(Data entries)
━━━━━━━━━━━━━━━━━━━━━━━━━━━━━━
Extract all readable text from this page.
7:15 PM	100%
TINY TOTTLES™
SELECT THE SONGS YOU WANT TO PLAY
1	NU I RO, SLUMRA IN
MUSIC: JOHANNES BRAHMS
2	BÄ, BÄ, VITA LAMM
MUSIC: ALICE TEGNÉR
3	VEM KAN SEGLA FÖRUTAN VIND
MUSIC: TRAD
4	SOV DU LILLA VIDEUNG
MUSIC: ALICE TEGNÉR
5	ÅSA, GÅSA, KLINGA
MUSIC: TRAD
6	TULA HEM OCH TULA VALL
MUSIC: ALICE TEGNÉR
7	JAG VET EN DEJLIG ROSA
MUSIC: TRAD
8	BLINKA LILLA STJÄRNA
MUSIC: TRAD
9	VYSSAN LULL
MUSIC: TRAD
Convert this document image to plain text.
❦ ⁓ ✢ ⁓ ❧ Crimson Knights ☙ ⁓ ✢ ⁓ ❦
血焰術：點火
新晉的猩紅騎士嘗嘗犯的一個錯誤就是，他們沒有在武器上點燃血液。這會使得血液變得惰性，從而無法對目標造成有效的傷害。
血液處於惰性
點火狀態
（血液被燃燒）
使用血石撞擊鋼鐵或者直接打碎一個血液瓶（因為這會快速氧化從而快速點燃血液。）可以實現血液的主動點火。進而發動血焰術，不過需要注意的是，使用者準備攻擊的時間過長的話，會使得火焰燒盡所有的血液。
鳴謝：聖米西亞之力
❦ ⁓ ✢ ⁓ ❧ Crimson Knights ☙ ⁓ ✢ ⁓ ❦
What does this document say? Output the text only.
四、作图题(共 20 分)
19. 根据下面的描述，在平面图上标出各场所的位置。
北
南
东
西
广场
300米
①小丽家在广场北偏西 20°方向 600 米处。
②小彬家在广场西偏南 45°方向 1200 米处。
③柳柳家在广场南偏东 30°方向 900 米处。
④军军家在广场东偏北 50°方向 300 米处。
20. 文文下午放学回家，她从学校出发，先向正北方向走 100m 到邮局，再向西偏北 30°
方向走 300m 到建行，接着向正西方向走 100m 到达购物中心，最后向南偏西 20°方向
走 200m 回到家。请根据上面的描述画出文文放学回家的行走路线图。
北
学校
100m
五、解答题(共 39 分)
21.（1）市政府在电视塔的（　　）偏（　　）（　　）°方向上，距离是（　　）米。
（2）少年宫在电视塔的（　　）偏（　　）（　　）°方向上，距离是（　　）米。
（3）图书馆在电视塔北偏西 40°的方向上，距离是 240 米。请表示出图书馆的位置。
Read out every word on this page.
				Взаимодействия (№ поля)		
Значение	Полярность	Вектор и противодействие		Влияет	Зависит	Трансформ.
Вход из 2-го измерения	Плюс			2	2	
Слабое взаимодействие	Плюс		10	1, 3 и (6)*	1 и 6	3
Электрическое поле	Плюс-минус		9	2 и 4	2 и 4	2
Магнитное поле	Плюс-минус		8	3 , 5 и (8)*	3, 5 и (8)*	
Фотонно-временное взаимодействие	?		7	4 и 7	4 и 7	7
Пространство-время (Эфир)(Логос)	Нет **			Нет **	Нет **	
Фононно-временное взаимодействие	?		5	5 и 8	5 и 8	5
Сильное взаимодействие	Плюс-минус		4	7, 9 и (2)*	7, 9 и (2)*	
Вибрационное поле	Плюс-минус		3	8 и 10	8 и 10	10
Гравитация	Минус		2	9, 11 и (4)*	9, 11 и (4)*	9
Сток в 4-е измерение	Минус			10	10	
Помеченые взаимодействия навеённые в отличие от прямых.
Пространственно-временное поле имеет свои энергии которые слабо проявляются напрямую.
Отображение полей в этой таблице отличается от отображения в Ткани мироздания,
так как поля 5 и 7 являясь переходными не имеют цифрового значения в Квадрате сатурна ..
━━━━━━━━━━━━━━━━━━━━━━━━━━━━━━
▸ **WHAT IS EXPECTED**
Repeat all entries. Match them exactly.

▸ **FINISHED ANSWER**
Extract all readable text from this page.
7:15 PM	100%
TINY TOTTLES™
SELECT THE SONGS YOU WANT TO PLAY
1	NU I RO, SLUMRA IN
MUSIC: JOHANNES BRAHMS
2	BÄ, BÄ, VITA LAMM
MUSIC: ALICE TEGNÉR
3	VEM KAN SEGLA FÖRUTAN VIND
MUSIC: TRAD
4	SOV DU LILLA VIDEUNG
MUSIC: ALICE TEGNÉR
5	ÅSA, GÅSA, KLINGA
MUSIC: TRAD
6	TULA HEM OCH TULA VALL
MUSIC: ALICE TEGNÉR
7	JAG VET EN DEJLIG ROSA
MUSIC: TRAD
8	BLINKA LILLA STJÄRNA
MUSIC: TRAD
9	VYSSAN LULL
MUSIC: TRAD
Convert this document image to plain text.
❦ ⁓ ✢ ⁓ ❧ Crimson Knights ☙ ⁓ ✢ ⁓ ❦
血焰術：點火
新晉的猩紅騎士嘗嘗犯的一個錯誤就是，他們沒有在武器上點燃血液。這會使得血液變得惰性，從而無法對目標造成有效的傷害。
血液處於惰性
點火狀態
（血液被燃燒）
使用血石撞擊鋼鐵或者直接打碎一個血液瓶（因為這會快速氧化從而快速點燃血液。）可以實現血液的主動點火。進而發動血焰術，不過需要注意的是，使用者準備攻擊的時間過長的話，會使得火焰燒盡所有的血液。
鳴謝：聖米西亞之力
❦ ⁓ ✢ ⁓ ❧ Crimson Knights ☙ ⁓ ✢ ⁓ ❦
What does this document say? Output the text only.
四、作图题(共 20 分)
19. 根据下面的描述，在平面图上标出各场所的位置。
北
南
东
西
广场
300米
①小丽家在广场北偏西 20°方向 600 米处。
②小彬家在广场西偏南 45°方向 1200 米处。
③柳柳家在广场南偏东 30°方向 900 米处。
④军军家在广场东偏北 50°方向 300 米处。
20. 文文下午放学回家，她从学校出发，先向正北方向走 100m 到邮局，再向西偏北 30°
方向走 300m 到建行，接着向正西方向走 100m 到达购物中心，最后向南偏西 20°方向
走 200m 回到家。请根据上面的描述画出文文放学回家的行走路线图。
北
学校
100m
五、解答题(共 39 分)
21.（1）市政府在电视塔的（　　）偏（　　）（　　）°方向上，距离是（　　）米。
（2）少年宫在电视塔的（　　）偏（　　）（　　）°方向上，距离是（　　）米。
（3）图书馆在电视塔北偏西 40°的方向上，距离是 240 米。请表示出图书馆的位置。
Read out every word on this page.
				Взаимодействия (№ поля)		
Значение	Полярность	Вектор и противодействие		Влияет	Зависит	Трансформ.
Вход из 2-го измерения	Плюс			2	2	
Слабое взаимодействие	Плюс		10	1, 3 и (6)*	1 и 6	3
Электрическое поле	Плюс-минус		9	2 и 4	2 и 4	2
Магнитное поле	Плюс-минус		8	3 , 5 и (8)*	3, 5 и (8)*	
Фотонно-временное взаимодействие	?		7	4 и 7	4 и 7	7
Пространство-время (Эфир)(Логос)	Нет **			Нет **	Нет **	
Фононно-временное взаимодействие	?		5	5 и 8	5 и 8	5
Сильное взаимодействие	Плюс-минус		4	7, 9 и (2)*	7, 9 и (2)*	
Вибрационное поле	Плюс-минус		3	8 и 10	8 и 10	10
Гравитация	Минус		2	9, 11 и (4)*	9, 11 и (4)*	9
Сток в 4-е измерение	Минус			10	10	
Помеченые взаимодействия навеённые в отличие от прямых.
Пространственно-временное поле имеет свои энергии которые слабо проявляются напрямую.
Отображение полей в этой таблице отличается от отображения в Ткани мироздания,
так как поля 5 и 7 являясь переходными не имеют цифрового значения в Квадрате сатурна ..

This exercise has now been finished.